__Article__:
┌──
David Stern (1820–1875) was a German-born American businessman who helped to found Levi Strauss & Co. with his brother-in-law Levi Strauss.

Biography
David Stern was born to a Jewish family in Bavaria in 1820. In the 1840s, he immigrated to the United States first to New York then the American South and finally to San Francisco in 1853 or 1855 where he was later joined by his brother-in-law Levi Strauss. Strauss had been sent to San Francisco - which was booming due to the gold rush - to scout out a larger location for the family merchandising company. In 1858, he was listed as a co-owner of the company under the name Strauss, Levi (David Stern & Lewis Strauss) importers clothing in the San Francisco Directory where Stern served as its manager and Strauss as its sales manager. In 1860, the company was renamed as Levi Strauss & Co. In 1873, the company received the patent for its jeans, the first to use metal rivets on workpants made with denim cloth.
└──
__Job A__: Recast the rows from the line with "- category-label: jun: [484, 765, 511, 785]" up to and including the line with "- value-bubble: [215, 11, 278, 73]" as a numbered list, leaving out blank lines.
The article and the rows are unrelated material.

(Element location listings)
┌──
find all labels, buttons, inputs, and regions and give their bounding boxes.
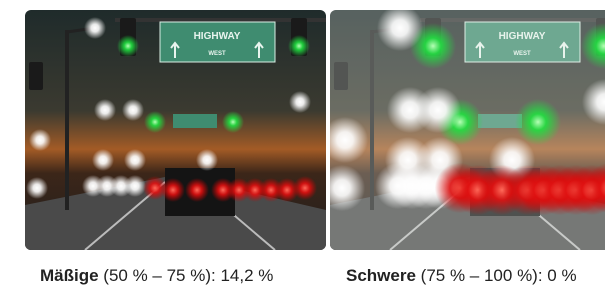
caption: Mäßige (50 % – 75 %): 14,2 % [40, 266, 273, 285]
white-light [124, 149, 146, 171]
green-light [144, 111, 166, 133]
severity: Schwere [346, 266, 416, 285]
white-light [415, 87, 461, 133]
white-light [92, 149, 114, 171]
green-light [288, 35, 310, 57]
range: (50 % – 75 %): 14,2 % [103, 266, 273, 285]
white-light [29, 129, 51, 151]
white-light [94, 99, 116, 121]
sign-sub: WEST [208, 51, 226, 57]
red-light [161, 178, 185, 202]
white-light [122, 99, 144, 121]
white-light [377, 5, 423, 51]
white-light [289, 91, 311, 113]
traffic-light [29, 62, 43, 90]
red-light [185, 178, 209, 202]
photo-moderate: HIGHWAY WEST [25, 10, 326, 250]
small-sign [173, 114, 217, 128]
sign-title: HIGHWAY [194, 31, 241, 42]
green-light [515, 99, 561, 145]
white-light [322, 117, 368, 163]
green-light [117, 35, 139, 57]
range: (75 % – 100 %): 0 % [421, 266, 577, 285]
red-light [293, 176, 317, 200]
green-light [222, 111, 244, 133]
white-light [196, 149, 218, 171]
white-light [26, 177, 48, 199]
white-light [124, 175, 146, 197]
white-light [84, 17, 106, 39]
severity: Mäßige [40, 266, 99, 285]
caption: Schwere (75 % – 100 %): 0 % [346, 266, 577, 285]
figure: HIGHWAYWEST HIGHWAYWEST Mäßige (50 % – 7… [0, 0, 605, 292]
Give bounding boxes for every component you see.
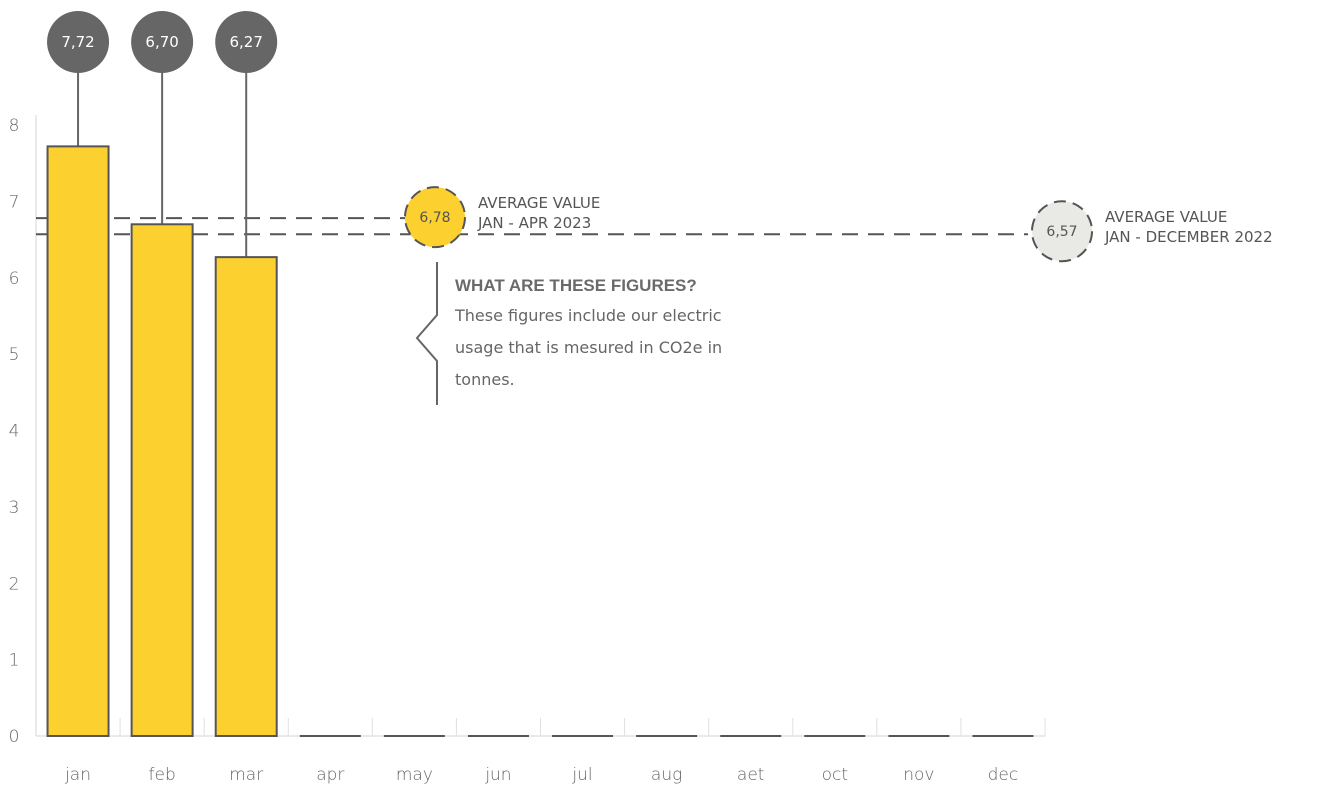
- category-label: jun: [484, 765, 511, 785]
- category-labels: jan feb mar apr may jun jul aug aet oct nov dec: [64, 765, 1018, 785]
- bars: 7,72 6,70 6,27: [46, 11, 1034, 737]
- annotation-title: WHAT ARE THESE FIGURES?: [455, 276, 697, 295]
- y-tick-label: 5: [9, 345, 20, 365]
- average-badge: [404, 186, 466, 249]
- y-tick-label: 8: [9, 116, 20, 136]
- bar: [130, 223, 194, 737]
- average-label-line-2: JAN - APR 2023: [477, 214, 591, 232]
- value-bubble: [215, 11, 278, 73]
- category-label: aet: [737, 765, 765, 785]
- annotation-line-1: These figures include our electric: [454, 306, 722, 325]
- category-label: jan: [64, 765, 91, 785]
- average-badge: [1031, 200, 1093, 263]
- category-separators: [119, 718, 1046, 736]
- category-label: oct: [822, 765, 848, 785]
- category-label: apr: [316, 765, 344, 785]
- category-label: nov: [903, 765, 934, 785]
- average-badge-value: 6,78: [419, 210, 450, 226]
- category-label: aug: [651, 765, 682, 785]
- bar: [214, 256, 278, 737]
- average-badge-value: 6,57: [1046, 224, 1077, 240]
- value-label: 6,70: [145, 33, 178, 51]
- category-label: may: [396, 765, 433, 785]
- average-label-line-1: AVERAGE VALUE: [478, 194, 600, 212]
- average-label-line-1: AVERAGE VALUE: [1105, 208, 1227, 226]
- value-bubble: [47, 11, 110, 73]
- y-tick-label: 0: [9, 727, 20, 747]
- value-label: 7,72: [61, 33, 94, 51]
- y-tick-label: 2: [9, 574, 20, 594]
- category-label: jul: [571, 765, 592, 785]
- category-label: mar: [229, 765, 263, 785]
- value-bubble: [131, 11, 194, 73]
- y-tick-label: 6: [9, 269, 20, 289]
- annotation-brace: [415, 262, 438, 405]
- y-tick-label: 4: [9, 422, 20, 442]
- y-tick-label: 1: [9, 651, 20, 671]
- category-label: dec: [988, 765, 1019, 785]
- y-tick-labels: 0 1 2 3 4 5 6 7 8: [9, 116, 20, 747]
- annotation-line-3: tonnes.: [455, 370, 515, 389]
- y-tick-label: 3: [9, 498, 20, 518]
- y-tick-label: 7: [9, 192, 20, 212]
- value-label: 6,27: [230, 33, 263, 51]
- bar: [46, 145, 110, 737]
- annotation-line-2: usage that is mesured in CO2e in: [455, 338, 722, 357]
- average-label-line-2: JAN - DECEMBER 2022: [1104, 228, 1273, 246]
- average-badges: 6,78 AVERAGE VALUE JAN - APR 2023 6,57 AVERA…: [404, 186, 1273, 263]
- category-label: feb: [149, 765, 176, 785]
- annotation: WHAT ARE THESE FIGURES? These figures in…: [415, 262, 722, 405]
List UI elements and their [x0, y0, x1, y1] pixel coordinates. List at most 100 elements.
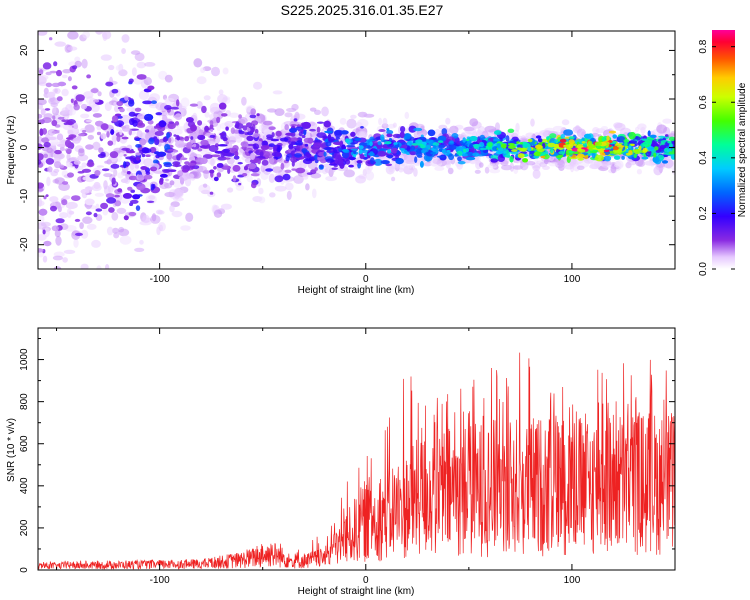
└──
__Job B__: According to the article, in what year was the company renamed Levi Strauss & Co.?

__Full answer A__:
1. - category-label: jun: [484, 765, 511, 785]
2. - category-labels: jan feb mar apr may jun jul aug aet oct nov dec: [64, 765, 1018, 785]
3. - bars: 7,72 6,70 6,27: [46, 11, 1034, 737]
4. - annotation-title: WHAT ARE THESE FIGURES?: [455, 276, 697, 295]
5. - y-tick-label: 5: [9, 345, 20, 365]
6. - average-badge: [404, 186, 466, 249]
7. - y-tick-label: 8: [9, 116, 20, 136]
8. - bar: [130, 223, 194, 737]
9. - average-label-line-2: JAN - APR 2023: [477, 214, 591, 232]
10. - value-bubble: [215, 11, 278, 73]

__Full answer B__: 1860